## start Supplied data

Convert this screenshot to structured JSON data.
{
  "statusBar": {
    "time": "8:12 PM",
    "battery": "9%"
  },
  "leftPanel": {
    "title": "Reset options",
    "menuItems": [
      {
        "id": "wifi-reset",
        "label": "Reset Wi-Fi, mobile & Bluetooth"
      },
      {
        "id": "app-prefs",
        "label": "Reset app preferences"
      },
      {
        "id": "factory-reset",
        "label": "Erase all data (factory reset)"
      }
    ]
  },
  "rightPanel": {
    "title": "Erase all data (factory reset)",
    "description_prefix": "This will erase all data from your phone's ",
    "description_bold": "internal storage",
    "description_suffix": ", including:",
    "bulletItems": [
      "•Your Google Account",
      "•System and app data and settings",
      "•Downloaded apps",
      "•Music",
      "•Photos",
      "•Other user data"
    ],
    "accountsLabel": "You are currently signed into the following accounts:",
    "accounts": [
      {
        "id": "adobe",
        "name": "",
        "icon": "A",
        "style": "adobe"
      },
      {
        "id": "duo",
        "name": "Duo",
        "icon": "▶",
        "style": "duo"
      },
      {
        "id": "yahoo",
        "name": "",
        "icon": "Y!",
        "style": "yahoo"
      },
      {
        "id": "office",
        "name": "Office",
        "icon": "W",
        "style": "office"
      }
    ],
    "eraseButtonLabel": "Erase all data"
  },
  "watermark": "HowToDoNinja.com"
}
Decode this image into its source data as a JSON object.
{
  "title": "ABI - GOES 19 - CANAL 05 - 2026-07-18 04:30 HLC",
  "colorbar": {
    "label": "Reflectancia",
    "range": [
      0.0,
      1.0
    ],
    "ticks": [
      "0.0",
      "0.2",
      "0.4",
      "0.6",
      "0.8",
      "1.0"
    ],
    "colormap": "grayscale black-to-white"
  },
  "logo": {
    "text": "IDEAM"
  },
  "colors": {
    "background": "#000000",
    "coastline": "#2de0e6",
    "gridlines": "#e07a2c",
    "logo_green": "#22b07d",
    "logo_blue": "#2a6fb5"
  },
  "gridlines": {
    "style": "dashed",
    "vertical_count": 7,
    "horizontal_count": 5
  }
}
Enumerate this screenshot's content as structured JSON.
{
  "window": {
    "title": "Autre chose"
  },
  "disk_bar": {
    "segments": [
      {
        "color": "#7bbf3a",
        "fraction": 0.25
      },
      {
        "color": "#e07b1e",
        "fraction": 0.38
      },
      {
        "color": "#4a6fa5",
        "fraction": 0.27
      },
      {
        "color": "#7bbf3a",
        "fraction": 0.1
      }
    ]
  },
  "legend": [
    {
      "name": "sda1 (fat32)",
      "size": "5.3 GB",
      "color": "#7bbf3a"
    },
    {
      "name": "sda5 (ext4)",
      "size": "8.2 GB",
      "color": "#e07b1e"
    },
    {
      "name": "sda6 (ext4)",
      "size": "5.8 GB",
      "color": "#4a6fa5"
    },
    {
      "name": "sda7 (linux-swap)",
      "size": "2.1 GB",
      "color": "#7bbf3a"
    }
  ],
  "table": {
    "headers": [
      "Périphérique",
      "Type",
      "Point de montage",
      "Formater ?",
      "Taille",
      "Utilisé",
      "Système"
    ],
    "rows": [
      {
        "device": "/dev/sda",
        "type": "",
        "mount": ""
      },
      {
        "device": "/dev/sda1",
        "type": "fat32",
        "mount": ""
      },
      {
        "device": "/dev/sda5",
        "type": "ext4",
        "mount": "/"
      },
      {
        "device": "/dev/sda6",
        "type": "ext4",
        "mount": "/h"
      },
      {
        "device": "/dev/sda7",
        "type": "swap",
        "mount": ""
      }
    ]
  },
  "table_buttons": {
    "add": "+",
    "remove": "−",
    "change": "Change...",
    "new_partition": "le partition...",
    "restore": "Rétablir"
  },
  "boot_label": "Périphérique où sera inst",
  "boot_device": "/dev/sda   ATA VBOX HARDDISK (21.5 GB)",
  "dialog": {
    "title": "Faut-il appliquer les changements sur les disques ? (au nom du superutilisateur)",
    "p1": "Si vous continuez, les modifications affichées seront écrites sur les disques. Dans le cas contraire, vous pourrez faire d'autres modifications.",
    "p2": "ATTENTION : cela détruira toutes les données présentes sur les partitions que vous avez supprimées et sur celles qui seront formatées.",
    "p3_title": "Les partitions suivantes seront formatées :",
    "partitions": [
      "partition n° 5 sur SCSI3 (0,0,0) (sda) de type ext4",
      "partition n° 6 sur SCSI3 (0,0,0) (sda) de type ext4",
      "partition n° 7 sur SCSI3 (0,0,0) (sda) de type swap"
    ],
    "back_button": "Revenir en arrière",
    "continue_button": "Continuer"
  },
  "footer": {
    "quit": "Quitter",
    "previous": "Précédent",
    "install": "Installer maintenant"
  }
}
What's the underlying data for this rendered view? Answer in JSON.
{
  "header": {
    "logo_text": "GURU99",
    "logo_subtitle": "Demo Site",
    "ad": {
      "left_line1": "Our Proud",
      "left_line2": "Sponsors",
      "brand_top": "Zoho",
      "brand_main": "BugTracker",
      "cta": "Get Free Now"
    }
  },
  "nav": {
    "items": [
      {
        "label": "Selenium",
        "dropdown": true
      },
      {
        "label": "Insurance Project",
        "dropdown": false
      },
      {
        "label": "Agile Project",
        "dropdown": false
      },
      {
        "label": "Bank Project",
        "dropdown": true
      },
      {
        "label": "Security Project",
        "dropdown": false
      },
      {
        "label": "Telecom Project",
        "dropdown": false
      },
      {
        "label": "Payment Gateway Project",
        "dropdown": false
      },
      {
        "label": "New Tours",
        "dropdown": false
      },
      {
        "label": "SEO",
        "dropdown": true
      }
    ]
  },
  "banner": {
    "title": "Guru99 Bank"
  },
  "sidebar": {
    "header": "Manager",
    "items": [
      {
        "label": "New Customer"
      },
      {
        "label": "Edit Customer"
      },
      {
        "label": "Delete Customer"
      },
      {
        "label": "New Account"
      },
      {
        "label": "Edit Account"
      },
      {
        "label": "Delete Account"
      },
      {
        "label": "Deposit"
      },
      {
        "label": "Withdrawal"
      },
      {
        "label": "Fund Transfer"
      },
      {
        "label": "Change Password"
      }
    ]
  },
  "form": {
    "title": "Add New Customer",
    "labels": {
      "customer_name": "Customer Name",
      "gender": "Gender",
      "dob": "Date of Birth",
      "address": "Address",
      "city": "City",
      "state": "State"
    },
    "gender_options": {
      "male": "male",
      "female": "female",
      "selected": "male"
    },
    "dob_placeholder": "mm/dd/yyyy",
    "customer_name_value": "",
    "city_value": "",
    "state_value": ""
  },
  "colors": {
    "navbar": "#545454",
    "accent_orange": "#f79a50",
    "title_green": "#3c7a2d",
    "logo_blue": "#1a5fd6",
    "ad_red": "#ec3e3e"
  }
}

## end Supplied data

From the data above, copy out every line with the string "JSON" in it.

Result of this task:
Convert this screenshot to structured JSON data.
Decode this image into its source data as a JSON object.
Enumerate this screenshot's content as structured JSON.
What's the underlying data for this rendered view? Answer in JSON.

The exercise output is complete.